• [Stated problem]: Your task is to give the listing below back word for word, pictures excluded.

• [Information supplied]:
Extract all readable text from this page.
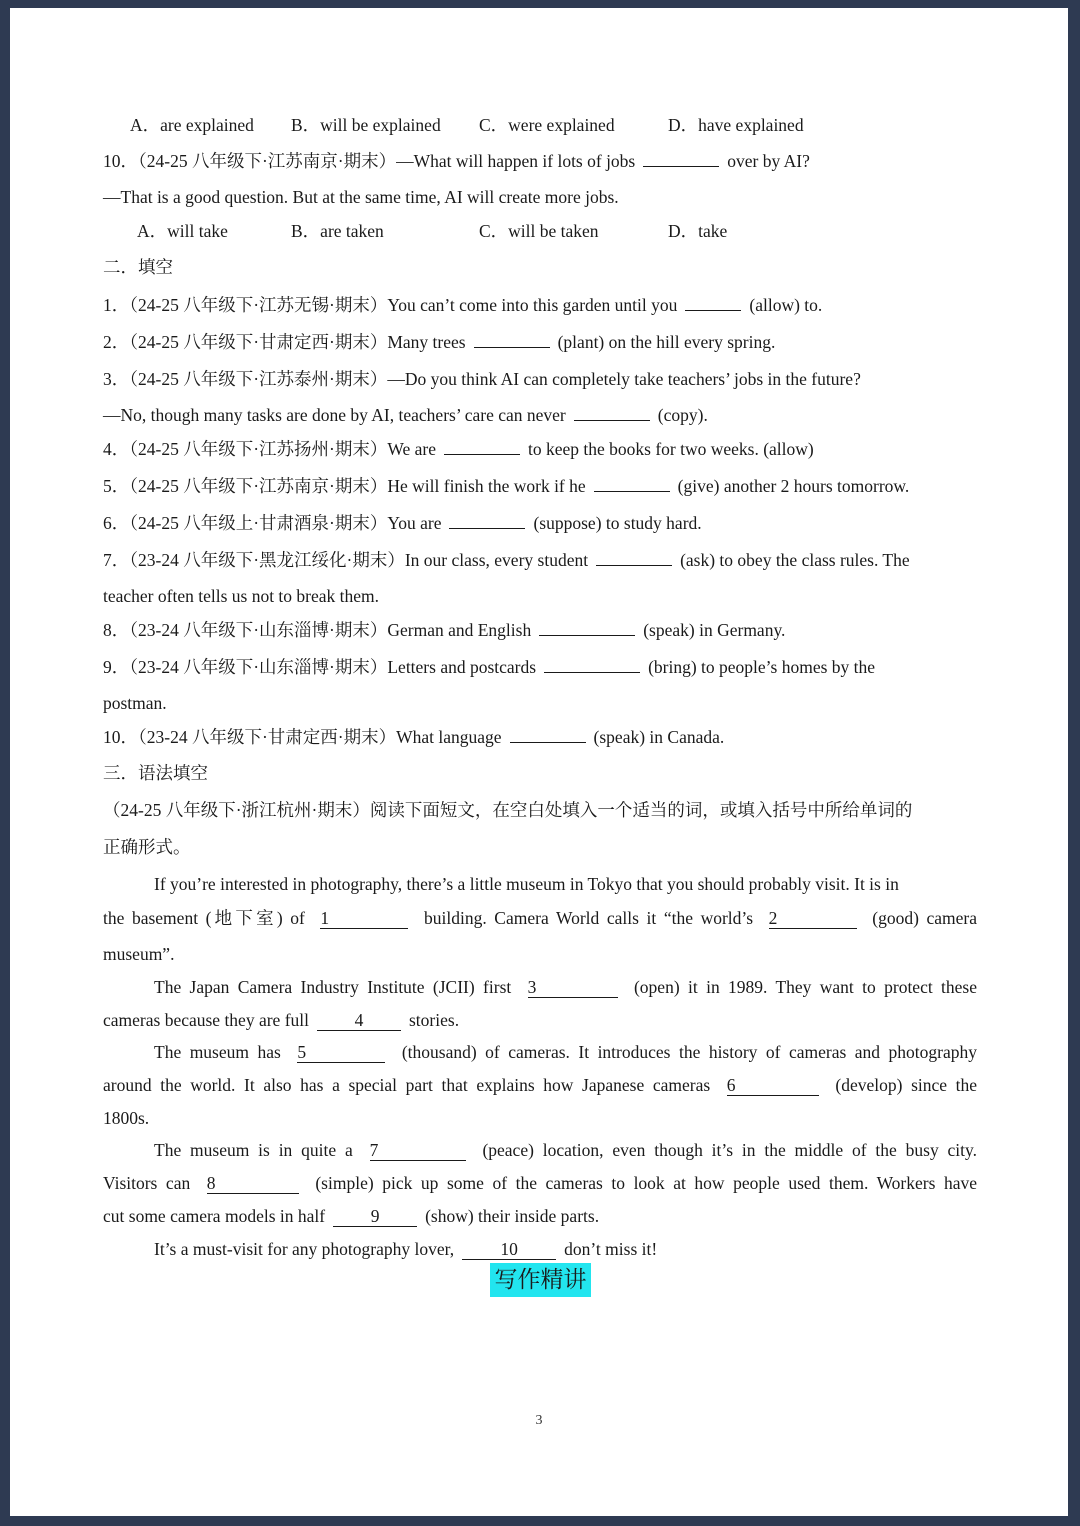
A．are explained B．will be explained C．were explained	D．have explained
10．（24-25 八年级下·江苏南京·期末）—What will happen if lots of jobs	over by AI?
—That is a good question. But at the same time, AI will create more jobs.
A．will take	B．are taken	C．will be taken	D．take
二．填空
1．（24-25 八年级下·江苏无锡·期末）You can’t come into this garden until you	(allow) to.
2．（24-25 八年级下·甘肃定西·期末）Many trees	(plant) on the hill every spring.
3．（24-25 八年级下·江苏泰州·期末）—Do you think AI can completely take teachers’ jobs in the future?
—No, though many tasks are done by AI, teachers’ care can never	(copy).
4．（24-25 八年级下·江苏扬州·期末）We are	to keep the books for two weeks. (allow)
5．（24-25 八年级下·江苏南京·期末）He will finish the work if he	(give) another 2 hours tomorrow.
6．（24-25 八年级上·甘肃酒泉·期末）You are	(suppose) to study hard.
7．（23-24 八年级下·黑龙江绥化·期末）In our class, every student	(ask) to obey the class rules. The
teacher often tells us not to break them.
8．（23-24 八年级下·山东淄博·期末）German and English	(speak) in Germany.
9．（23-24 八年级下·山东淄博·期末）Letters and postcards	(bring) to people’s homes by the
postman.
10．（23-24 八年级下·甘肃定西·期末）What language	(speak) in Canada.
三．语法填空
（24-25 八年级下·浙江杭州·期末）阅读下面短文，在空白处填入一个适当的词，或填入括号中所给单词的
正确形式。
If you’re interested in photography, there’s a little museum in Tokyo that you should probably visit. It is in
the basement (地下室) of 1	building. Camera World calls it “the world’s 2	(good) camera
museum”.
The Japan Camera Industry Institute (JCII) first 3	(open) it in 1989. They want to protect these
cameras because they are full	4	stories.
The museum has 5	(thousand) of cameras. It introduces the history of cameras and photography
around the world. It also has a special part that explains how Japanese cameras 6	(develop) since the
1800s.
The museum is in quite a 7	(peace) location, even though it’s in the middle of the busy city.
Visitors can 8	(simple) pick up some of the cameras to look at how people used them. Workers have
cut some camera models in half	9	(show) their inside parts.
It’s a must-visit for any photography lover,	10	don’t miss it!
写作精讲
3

• [In response]:
Extract all readable text from this page.
A．are explained B．will be explained C．were explained	D．have explained
10．（24-25 八年级下·江苏南京·期末）—What will happen if lots of jobs	over by AI?
—That is a good question. But at the same time, AI will create more jobs.
A．will take	B．are taken	C．will be taken	D．take
二．填空
1．（24-25 八年级下·江苏无锡·期末）You can’t come into this garden until you	(allow) to.
2．（24-25 八年级下·甘肃定西·期末）Many trees	(plant) on the hill every spring.
3．（24-25 八年级下·江苏泰州·期末）—Do you think AI can completely take teachers’ jobs in the future?
—No, though many tasks are done by AI, teachers’ care can never	(copy).
4．（24-25 八年级下·江苏扬州·期末）We are	to keep the books for two weeks. (allow)
5．（24-25 八年级下·江苏南京·期末）He will finish the work if he	(give) another 2 hours tomorrow.
6．（24-25 八年级上·甘肃酒泉·期末）You are	(suppose) to study hard.
7．（23-24 八年级下·黑龙江绥化·期末）In our class, every student	(ask) to obey the class rules. The
teacher often tells us not to break them.
8．（23-24 八年级下·山东淄博·期末）German and English	(speak) in Germany.
9．（23-24 八年级下·山东淄博·期末）Letters and postcards	(bring) to people’s homes by the
postman.
10．（23-24 八年级下·甘肃定西·期末）What language	(speak) in Canada.
三．语法填空
（24-25 八年级下·浙江杭州·期末）阅读下面短文，在空白处填入一个适当的词，或填入括号中所给单词的
正确形式。
If you’re interested in photography, there’s a little museum in Tokyo that you should probably visit. It is in
the basement (地下室) of 1	building. Camera World calls it “the world’s 2	(good) camera
museum”.
The Japan Camera Industry Institute (JCII) first 3	(open) it in 1989. They want to protect these
cameras because they are full	4	stories.
The museum has 5	(thousand) of cameras. It introduces the history of cameras and photography
around the world. It also has a special part that explains how Japanese cameras 6	(develop) since the
1800s.
The museum is in quite a 7	(peace) location, even though it’s in the middle of the busy city.
Visitors can 8	(simple) pick up some of the cameras to look at how people used them. Workers have
cut some camera models in half	9	(show) their inside parts.
It’s a must-visit for any photography lover,	10	don’t miss it!
写作精讲
3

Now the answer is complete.